> Problem details: Every record below should be printed exactly as it appears.

Saved entries
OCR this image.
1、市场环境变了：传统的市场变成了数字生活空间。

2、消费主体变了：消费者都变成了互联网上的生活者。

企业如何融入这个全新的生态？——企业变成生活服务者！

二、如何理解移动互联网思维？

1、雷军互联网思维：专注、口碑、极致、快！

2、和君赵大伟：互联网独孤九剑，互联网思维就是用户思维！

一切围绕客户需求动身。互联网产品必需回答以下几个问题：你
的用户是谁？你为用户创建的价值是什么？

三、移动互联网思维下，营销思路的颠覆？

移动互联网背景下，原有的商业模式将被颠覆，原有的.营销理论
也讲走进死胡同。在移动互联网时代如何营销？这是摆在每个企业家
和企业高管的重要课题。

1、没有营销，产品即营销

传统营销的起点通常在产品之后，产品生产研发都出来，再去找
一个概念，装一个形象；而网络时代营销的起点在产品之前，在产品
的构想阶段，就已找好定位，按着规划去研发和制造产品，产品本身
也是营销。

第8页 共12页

> Solution for this exercise:
OCR this image.
1、市场环境变了：传统的市场变成了数字生活空间。

2、消费主体变了：消费者都变成了互联网上的生活者。

企业如何融入这个全新的生态？——企业变成生活服务者！

二、如何理解移动互联网思维？

1、雷军互联网思维：专注、口碑、极致、快！

2、和君赵大伟：互联网独孤九剑，互联网思维就是用户思维！

一切围绕客户需求动身。互联网产品必需回答以下几个问题：你
的用户是谁？你为用户创建的价值是什么？

三、移动互联网思维下，营销思路的颠覆？

移动互联网背景下，原有的商业模式将被颠覆，原有的.营销理论
也讲走进死胡同。在移动互联网时代如何营销？这是摆在每个企业家
和企业高管的重要课题。

1、没有营销，产品即营销

传统营销的起点通常在产品之后，产品生产研发都出来，再去找
一个概念，装一个形象；而网络时代营销的起点在产品之前，在产品
的构想阶段，就已找好定位，按着规划去研发和制造产品，产品本身
也是营销。

第8页 共12页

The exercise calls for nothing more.